◆ **THE TASK**:
Gather every line holding the string "image".

───── PROVIDED RECORDS ─────

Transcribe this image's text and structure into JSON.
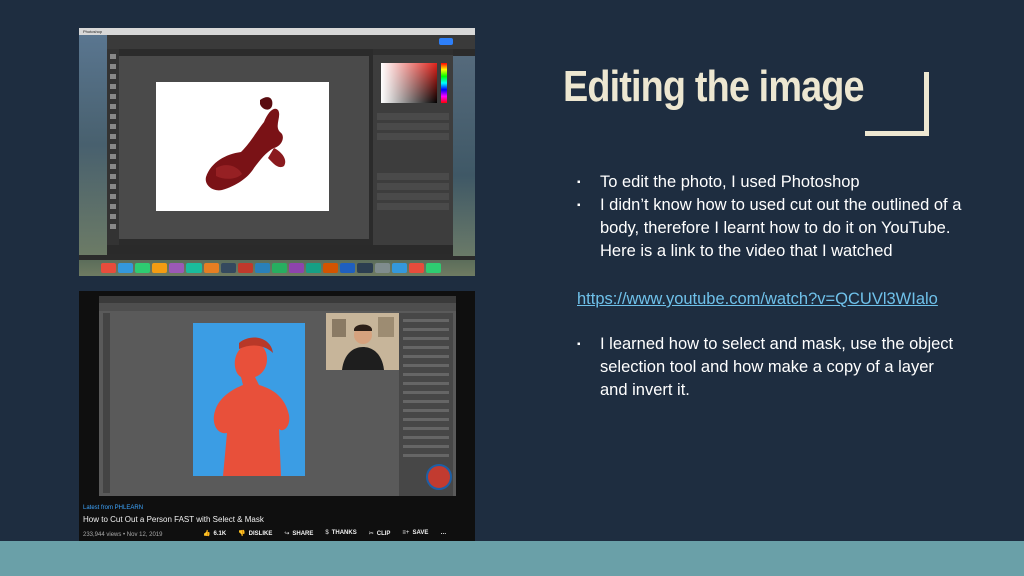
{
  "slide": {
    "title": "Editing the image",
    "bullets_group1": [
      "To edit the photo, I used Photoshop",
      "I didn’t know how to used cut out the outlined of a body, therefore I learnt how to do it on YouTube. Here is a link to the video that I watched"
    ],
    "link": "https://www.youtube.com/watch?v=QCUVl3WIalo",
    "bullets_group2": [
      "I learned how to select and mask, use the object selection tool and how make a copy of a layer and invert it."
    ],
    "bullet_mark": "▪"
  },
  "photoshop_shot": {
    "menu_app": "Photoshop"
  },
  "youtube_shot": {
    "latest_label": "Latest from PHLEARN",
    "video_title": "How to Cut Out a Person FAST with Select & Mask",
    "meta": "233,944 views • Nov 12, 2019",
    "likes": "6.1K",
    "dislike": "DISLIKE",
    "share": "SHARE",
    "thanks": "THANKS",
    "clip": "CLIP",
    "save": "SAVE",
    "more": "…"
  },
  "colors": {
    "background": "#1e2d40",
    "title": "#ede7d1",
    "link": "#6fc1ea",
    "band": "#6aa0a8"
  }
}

─────
───── PROVIDED RECORDS ─────

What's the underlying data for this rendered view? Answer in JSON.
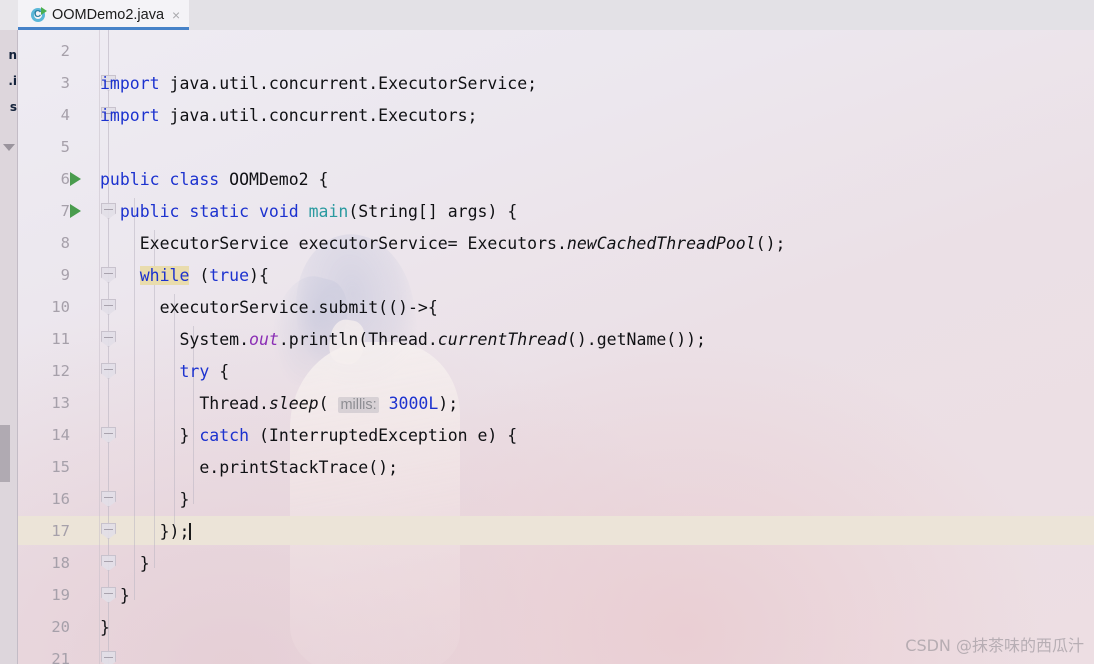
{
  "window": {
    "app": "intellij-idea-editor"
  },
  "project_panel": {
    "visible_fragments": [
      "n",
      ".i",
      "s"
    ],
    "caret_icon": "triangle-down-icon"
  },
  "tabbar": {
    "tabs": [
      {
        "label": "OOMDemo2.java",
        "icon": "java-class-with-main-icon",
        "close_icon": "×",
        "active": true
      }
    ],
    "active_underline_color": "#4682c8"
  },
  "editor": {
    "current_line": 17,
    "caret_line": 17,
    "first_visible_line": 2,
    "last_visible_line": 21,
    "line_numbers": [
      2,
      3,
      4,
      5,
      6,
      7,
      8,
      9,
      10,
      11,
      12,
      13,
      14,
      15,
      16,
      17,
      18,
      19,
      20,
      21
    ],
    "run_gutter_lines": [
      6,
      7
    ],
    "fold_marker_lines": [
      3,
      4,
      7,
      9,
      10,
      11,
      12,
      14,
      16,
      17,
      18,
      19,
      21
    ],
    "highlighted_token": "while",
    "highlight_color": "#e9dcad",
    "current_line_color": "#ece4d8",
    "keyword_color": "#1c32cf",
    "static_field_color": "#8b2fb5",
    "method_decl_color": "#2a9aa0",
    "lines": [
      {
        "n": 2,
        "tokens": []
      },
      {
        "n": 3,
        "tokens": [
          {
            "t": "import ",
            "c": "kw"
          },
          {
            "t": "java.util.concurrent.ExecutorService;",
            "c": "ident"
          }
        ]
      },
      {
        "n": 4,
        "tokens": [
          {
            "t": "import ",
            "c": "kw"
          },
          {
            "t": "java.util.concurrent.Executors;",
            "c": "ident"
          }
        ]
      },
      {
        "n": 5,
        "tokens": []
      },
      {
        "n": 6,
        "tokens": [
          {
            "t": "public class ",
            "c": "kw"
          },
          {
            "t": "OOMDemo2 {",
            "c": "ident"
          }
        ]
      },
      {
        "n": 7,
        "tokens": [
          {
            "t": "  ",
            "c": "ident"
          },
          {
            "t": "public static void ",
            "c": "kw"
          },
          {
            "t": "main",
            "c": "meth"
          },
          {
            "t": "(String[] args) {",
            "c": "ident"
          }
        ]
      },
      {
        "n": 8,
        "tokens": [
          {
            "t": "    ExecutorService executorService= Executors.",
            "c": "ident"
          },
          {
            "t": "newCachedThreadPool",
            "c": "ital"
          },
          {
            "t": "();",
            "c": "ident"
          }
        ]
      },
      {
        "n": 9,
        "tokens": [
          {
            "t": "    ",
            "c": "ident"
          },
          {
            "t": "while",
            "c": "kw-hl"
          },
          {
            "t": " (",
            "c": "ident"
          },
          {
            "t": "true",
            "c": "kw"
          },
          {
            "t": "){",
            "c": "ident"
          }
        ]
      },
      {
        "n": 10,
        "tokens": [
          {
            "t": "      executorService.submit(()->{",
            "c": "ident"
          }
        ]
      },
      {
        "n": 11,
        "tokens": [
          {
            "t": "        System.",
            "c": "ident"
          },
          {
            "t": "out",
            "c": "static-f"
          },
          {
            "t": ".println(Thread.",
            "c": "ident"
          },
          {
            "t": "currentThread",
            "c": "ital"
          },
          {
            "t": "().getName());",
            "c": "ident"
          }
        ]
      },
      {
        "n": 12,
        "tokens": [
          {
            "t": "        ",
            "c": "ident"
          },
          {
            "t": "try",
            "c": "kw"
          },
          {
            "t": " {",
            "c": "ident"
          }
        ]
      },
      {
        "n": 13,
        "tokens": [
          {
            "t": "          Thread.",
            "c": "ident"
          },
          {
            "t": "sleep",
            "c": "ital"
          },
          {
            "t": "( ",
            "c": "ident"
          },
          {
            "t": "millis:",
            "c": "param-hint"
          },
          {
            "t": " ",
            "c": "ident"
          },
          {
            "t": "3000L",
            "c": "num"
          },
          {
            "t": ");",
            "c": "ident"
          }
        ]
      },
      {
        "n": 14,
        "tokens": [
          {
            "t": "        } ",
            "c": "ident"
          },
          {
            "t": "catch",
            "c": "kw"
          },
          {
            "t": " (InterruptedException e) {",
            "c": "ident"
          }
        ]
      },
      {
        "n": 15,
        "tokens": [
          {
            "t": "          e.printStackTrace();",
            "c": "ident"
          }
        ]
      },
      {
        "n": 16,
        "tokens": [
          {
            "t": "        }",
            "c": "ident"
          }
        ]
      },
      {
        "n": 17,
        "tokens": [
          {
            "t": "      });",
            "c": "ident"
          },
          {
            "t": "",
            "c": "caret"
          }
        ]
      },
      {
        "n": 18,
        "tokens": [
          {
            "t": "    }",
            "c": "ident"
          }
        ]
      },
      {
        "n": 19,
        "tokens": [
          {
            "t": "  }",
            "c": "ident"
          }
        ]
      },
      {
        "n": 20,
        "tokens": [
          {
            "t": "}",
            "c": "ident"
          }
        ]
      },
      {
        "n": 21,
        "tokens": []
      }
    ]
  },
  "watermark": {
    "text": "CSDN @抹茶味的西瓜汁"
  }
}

─────
───── PROVIDED RECORDS ─────

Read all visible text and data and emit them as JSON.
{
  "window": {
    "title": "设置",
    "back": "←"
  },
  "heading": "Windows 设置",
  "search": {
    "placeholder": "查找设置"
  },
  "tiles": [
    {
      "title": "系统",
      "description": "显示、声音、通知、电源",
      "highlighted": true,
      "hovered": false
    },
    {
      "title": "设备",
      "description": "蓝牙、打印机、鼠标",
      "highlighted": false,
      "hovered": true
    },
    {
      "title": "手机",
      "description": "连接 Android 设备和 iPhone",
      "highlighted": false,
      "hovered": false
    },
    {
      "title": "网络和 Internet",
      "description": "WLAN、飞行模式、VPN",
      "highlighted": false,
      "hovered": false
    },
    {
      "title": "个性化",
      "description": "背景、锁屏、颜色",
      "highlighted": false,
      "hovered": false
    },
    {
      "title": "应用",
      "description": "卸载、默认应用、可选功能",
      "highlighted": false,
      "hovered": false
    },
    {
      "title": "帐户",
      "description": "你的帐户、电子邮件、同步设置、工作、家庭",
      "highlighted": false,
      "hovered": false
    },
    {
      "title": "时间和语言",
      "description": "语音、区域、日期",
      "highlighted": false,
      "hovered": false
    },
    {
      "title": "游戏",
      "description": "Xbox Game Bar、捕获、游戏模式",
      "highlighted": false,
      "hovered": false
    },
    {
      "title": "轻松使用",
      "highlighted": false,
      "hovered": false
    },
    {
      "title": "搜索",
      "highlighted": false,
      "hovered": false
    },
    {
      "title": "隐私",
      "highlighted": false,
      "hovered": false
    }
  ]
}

─────

◆ **EXERCISE ANSWER**:
Transcribe this image's text and structure into JSON.
    "title": "Editing the image",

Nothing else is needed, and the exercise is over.